==== Texto seleccionado

La vuelta al día de Jacanamijoy

Por: Iván Beltrán Castillo
Fotos: Lisa Palomino

En medio de la barahúnda y el clamor que gobernaba la noche, en la exitosa inauguración de su retrospectiva, Carlos Jacanamijoy creyó verse a sí mismo en un rincón discreto: solitario, inmaduro, insustancial y anónimo, tal y como lo estuvo en esta ciudad hace ya más de tres décadas. Parecía cosa de literatura fantástica. Pero eran tantos los invitados y tantos los advenedizos, tantas las mujeres bellas y los críticos ululantes que se habían citado en el legendario MAMBO, que el joven de estampa cenicienta se esfumó de los ojos del artista como si hubiera sido un espejismo.

Jacanamijoy miró a todos lados y ya no encontró a su doble, tal vez un joven cualquiera que empieza su carrera artística en la capital colombiana, y que horadó su consciencia, tan crispada en aquel minuto triunfal. Estos episodios accidentales, donde la vida se carga de simbolismo, suelen ocurrirle desde la misma infancia. Visiones que pueden durar apenas unos segundos, asociaciones fulmíneas, pero que desovillan las más intensas descargas subjetivas. A él le gusta llamarlas epifanías; ahora había ocurrido una con el joven fantasma.

========
==== Bloque de datos

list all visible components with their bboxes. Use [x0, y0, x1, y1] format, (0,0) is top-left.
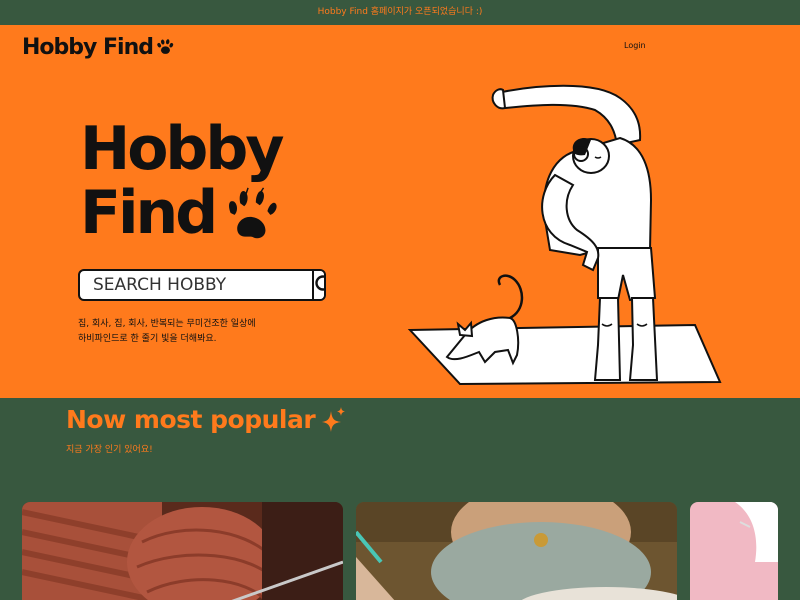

========

* _Acciones a realizar_
a: Responde estas preguntas sobre el texto de Jacanamijoy, marcando cada respuesta igual que su pregunta:
(i) ¿En qué lugar se celebró la inauguración de la retrospectiva?
(ii) ¿Hace cuánto tiempo estuvo Jacanamijoy en esta ciudad tal como vio a aquel joven?
(iii) ¿Cómo le gusta llamar a esos episodios en que la vida se carga de simbolismo?
b: Devuelve, por favor, el fragmento del texto de Jacanamijoy que va de "Por: Iván Beltrán" a "sido un espejismo.", sin cambiar nada.

* _Respuestas_
a:
(i) En el legendario MAMBO.
(ii) Hace más de tres décadas.
(iii) Epifanías.

b:
Por: Iván Beltrán Castillo
Fotos: Lisa Palomino

En medio de la barahúnda y el clamor que gobernaba la noche, en la exitosa inauguración de su retrospectiva, Carlos Jacanamijoy creyó verse a sí mismo en un rincón discreto: solitario, inmaduro, insustancial y anónimo, tal y como lo estuvo en esta ciudad hace ya más de tres décadas. Parecía cosa de literatura fantástica. Pero eran tantos los invitados y tantos los advenedizos, tantas las mujeres bellas y los críticos ululantes que se habían citado en el legendario MAMBO, que el joven de estampa cenicienta se esfumó de los ojos del artista como si hubiera sido un espejismo.